Present each line of the entries below that holds the word "severe".
···
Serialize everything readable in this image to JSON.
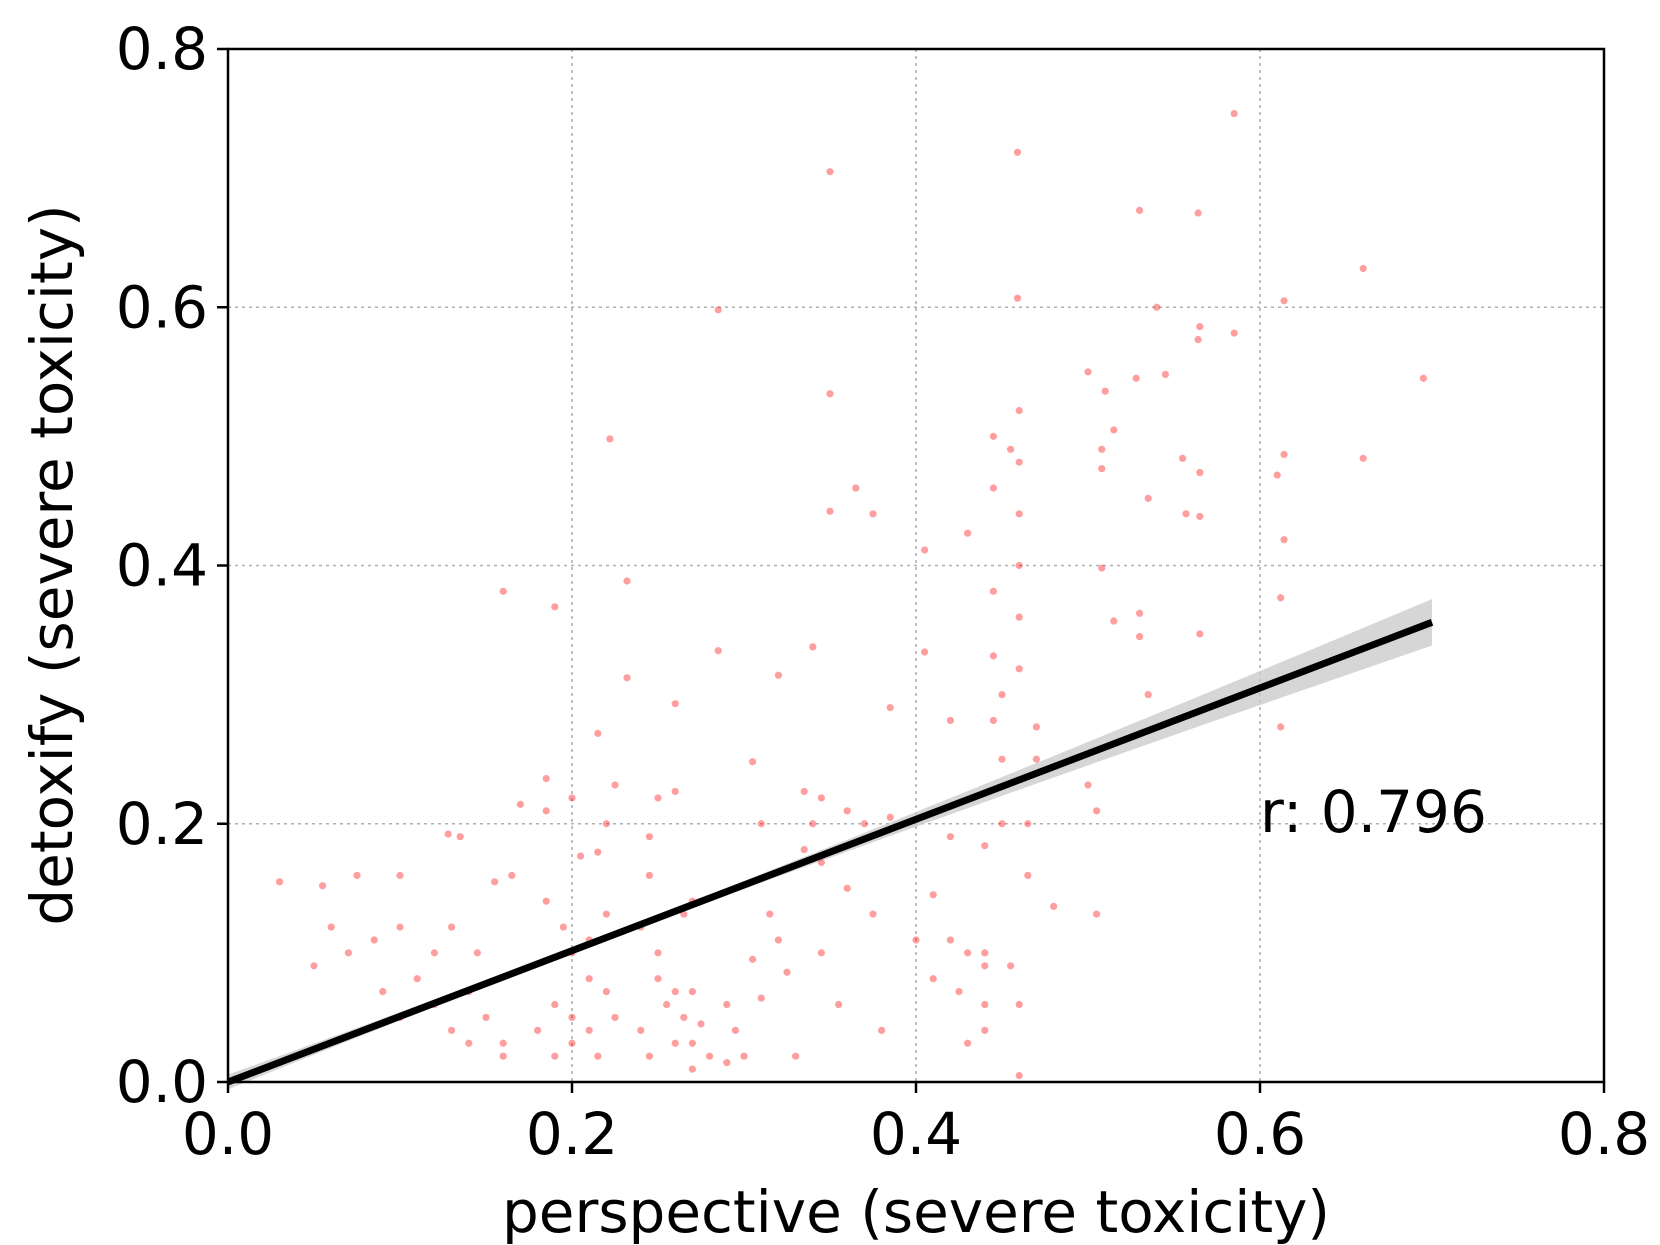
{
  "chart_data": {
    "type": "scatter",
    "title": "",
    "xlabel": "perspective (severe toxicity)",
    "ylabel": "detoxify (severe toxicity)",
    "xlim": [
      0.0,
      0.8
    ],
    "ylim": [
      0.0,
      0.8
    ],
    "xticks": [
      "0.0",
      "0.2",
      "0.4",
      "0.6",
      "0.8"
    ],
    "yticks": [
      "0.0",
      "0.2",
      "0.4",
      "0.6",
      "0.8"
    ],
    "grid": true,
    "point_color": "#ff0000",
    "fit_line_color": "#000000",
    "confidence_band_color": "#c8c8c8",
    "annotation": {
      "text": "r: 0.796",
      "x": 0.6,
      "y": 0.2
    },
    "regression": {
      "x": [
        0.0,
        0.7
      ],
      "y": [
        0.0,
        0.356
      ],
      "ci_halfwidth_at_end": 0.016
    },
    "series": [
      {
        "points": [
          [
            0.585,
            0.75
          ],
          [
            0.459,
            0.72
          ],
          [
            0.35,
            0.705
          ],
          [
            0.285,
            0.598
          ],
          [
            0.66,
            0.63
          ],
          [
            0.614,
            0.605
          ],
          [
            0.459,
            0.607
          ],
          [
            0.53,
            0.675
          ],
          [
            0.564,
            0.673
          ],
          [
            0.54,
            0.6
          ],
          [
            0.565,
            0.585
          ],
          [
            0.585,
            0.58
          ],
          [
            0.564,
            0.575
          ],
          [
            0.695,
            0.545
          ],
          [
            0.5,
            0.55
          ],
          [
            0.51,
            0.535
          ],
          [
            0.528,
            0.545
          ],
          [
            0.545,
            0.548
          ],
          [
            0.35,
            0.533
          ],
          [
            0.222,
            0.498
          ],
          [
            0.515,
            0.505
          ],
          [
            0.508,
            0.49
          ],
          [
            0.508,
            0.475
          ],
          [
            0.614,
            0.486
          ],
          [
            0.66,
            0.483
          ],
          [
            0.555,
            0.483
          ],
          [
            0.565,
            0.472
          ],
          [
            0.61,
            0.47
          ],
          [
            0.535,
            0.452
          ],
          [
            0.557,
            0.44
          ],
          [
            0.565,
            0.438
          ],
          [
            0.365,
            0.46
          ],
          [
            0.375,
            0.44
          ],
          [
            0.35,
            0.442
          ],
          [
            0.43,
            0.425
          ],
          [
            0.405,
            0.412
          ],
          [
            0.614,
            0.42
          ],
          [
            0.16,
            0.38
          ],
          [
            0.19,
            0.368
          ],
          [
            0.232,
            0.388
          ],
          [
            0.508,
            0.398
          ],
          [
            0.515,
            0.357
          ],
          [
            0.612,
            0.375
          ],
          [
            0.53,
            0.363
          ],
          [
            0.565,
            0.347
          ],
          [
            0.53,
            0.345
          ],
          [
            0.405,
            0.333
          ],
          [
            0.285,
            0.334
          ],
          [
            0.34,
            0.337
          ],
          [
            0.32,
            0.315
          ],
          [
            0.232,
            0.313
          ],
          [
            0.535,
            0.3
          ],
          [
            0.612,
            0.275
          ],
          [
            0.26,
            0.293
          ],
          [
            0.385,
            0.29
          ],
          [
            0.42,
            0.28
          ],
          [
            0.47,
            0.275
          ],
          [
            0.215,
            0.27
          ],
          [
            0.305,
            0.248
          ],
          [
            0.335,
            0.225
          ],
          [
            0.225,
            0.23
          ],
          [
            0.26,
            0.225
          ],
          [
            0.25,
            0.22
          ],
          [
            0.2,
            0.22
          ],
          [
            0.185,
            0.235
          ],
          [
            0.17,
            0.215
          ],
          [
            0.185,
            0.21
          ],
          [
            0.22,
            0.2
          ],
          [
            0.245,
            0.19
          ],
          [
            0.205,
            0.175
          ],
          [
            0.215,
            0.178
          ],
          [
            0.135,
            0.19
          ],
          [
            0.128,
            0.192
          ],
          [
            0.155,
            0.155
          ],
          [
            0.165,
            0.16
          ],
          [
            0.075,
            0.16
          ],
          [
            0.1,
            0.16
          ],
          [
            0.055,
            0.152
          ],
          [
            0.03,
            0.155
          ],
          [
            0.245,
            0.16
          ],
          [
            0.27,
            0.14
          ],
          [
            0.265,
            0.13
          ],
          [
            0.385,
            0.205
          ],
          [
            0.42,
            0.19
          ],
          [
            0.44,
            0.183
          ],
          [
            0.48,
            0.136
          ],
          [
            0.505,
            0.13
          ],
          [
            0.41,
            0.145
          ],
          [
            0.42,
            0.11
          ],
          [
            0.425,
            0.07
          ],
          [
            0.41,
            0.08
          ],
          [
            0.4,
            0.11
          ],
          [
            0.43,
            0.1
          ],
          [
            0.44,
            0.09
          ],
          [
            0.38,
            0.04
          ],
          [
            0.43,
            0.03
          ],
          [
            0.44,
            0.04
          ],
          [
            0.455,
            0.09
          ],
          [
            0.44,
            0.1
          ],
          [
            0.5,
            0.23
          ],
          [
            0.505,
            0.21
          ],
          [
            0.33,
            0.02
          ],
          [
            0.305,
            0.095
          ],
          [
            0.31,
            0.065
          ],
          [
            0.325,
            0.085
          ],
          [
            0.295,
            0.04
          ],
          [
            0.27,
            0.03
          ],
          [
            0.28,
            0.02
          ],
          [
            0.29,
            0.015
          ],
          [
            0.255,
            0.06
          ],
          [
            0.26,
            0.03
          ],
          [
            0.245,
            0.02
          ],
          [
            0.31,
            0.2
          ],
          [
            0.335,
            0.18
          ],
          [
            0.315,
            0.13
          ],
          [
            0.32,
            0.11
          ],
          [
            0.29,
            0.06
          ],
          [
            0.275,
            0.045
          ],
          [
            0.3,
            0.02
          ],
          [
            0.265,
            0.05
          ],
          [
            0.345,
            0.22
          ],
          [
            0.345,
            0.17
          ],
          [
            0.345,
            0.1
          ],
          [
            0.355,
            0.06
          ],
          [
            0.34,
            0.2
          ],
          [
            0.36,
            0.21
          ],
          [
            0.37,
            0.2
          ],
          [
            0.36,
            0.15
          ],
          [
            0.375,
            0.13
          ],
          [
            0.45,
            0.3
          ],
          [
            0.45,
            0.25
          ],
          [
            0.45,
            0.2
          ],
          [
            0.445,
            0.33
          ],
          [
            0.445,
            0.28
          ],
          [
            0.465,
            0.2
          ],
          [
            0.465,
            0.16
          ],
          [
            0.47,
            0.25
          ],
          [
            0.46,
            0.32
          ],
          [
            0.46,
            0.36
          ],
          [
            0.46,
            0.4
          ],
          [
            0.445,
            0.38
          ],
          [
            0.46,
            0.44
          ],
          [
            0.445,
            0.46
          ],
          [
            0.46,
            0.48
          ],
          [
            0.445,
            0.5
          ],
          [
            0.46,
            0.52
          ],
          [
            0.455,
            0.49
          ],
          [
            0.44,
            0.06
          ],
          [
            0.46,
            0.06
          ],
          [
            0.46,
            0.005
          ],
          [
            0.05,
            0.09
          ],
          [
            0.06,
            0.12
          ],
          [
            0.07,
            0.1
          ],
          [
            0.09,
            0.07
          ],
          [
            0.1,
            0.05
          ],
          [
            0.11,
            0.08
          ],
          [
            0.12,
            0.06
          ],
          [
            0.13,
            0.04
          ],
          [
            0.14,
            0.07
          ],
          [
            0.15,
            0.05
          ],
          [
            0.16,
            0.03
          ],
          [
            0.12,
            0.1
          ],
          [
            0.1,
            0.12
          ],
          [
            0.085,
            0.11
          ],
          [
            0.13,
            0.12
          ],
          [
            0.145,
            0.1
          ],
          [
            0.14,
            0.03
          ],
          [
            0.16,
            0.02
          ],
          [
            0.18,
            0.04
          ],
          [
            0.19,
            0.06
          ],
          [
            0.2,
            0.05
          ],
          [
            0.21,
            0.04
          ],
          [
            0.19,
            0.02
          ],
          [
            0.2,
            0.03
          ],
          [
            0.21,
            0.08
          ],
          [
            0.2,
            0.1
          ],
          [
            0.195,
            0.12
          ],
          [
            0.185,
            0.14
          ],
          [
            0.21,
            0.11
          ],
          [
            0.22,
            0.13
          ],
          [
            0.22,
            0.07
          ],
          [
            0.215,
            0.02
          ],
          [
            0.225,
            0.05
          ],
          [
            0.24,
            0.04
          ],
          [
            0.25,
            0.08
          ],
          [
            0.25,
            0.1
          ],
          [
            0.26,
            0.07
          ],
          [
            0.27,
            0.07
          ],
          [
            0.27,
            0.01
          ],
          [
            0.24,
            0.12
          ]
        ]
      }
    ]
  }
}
···
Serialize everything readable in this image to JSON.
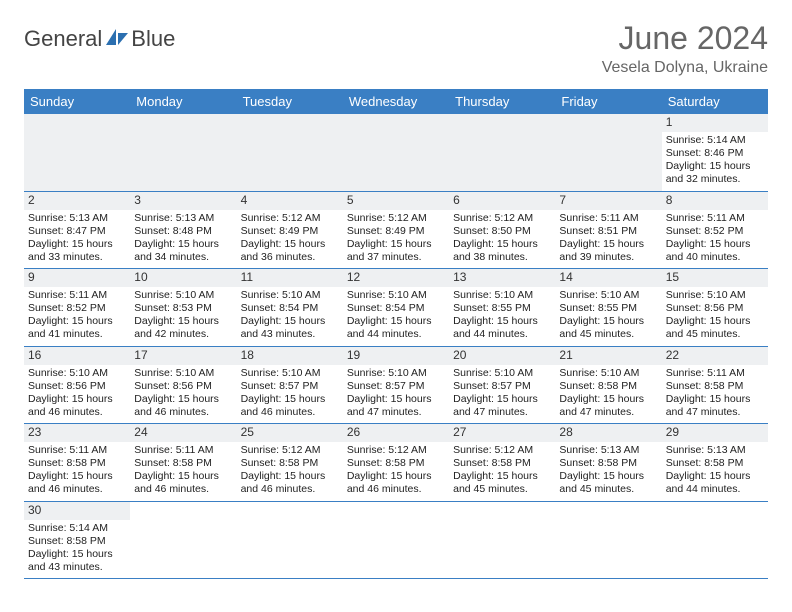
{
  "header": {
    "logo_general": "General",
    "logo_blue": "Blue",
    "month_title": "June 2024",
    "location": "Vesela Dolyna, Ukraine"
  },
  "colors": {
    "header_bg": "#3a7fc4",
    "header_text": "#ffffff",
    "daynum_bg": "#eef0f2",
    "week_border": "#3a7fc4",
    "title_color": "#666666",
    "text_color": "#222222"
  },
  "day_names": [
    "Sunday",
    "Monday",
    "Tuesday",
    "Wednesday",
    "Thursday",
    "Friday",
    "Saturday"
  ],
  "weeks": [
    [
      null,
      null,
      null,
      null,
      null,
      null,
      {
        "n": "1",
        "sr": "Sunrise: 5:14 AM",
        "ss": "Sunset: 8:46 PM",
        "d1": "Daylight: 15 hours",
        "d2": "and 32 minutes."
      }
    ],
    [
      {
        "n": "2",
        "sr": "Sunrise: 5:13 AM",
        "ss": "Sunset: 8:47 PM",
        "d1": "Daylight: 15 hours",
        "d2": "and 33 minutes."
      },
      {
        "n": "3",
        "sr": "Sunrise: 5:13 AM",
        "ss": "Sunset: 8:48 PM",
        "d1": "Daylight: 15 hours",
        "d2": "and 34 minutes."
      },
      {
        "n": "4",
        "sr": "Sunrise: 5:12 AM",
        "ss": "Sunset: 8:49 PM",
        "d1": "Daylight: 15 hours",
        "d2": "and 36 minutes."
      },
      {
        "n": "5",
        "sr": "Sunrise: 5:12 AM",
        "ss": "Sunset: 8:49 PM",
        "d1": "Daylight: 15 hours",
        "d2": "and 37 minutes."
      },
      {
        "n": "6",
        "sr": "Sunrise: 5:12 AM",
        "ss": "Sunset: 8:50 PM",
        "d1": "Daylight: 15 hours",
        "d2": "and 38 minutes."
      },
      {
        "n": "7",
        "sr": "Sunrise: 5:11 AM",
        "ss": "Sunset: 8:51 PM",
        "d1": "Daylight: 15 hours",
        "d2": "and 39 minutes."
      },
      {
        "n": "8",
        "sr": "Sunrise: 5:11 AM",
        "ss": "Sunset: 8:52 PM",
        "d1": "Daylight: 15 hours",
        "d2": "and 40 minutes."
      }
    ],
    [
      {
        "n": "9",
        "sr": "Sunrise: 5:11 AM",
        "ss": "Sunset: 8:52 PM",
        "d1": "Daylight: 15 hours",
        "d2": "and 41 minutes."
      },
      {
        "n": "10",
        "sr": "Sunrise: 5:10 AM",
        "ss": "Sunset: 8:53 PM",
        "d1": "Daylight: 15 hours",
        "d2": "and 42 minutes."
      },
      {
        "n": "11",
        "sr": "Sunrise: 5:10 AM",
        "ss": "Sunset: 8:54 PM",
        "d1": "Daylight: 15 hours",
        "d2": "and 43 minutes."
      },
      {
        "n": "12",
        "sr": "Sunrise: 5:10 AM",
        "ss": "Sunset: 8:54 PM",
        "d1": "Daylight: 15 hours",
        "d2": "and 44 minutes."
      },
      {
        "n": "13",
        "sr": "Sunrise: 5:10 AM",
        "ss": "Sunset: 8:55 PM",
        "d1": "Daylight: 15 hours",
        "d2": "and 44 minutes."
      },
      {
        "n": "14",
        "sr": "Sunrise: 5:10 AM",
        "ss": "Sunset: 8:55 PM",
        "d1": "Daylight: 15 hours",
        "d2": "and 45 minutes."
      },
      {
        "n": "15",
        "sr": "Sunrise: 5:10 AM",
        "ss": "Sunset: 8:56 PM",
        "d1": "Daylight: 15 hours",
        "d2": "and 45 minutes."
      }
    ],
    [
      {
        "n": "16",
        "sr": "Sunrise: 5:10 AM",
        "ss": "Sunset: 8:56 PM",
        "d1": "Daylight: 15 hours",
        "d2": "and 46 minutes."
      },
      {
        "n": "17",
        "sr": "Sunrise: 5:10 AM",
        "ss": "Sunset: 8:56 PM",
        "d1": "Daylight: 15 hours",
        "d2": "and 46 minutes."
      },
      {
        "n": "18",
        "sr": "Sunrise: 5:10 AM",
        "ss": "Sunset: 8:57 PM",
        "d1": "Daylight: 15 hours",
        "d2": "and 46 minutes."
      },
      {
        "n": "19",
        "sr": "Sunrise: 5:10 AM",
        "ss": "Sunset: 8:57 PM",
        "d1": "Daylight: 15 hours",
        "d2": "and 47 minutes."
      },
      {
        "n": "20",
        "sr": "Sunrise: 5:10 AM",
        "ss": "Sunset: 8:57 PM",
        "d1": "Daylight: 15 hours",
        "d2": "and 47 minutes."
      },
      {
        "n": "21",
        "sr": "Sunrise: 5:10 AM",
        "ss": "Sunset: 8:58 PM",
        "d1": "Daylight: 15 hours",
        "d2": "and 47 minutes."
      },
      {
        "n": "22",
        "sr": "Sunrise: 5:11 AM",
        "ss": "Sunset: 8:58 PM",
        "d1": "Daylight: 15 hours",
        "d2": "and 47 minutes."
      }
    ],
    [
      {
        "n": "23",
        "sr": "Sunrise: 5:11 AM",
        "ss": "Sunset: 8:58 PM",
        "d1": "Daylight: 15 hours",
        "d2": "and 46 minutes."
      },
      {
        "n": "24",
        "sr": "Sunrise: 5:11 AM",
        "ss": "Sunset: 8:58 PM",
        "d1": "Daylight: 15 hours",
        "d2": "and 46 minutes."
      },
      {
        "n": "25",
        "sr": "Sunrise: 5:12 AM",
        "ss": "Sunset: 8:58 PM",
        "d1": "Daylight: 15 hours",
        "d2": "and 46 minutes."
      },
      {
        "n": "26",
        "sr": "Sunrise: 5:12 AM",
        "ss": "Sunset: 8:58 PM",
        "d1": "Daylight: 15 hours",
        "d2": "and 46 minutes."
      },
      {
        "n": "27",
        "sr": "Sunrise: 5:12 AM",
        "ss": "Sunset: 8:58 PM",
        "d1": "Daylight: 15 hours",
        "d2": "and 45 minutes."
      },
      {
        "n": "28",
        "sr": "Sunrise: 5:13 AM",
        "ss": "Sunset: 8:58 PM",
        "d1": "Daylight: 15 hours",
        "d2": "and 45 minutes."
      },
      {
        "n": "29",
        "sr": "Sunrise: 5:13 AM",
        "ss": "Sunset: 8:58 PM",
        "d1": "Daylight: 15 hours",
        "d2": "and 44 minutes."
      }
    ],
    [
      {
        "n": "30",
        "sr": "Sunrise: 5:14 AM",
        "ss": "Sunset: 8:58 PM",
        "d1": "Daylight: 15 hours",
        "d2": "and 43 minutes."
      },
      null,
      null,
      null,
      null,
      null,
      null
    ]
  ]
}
···
**ANSWER TO THIS EXERCISE**
    "xlabel": "perspective (severe toxicity)",
    "ylabel": "detoxify (severe toxicity)",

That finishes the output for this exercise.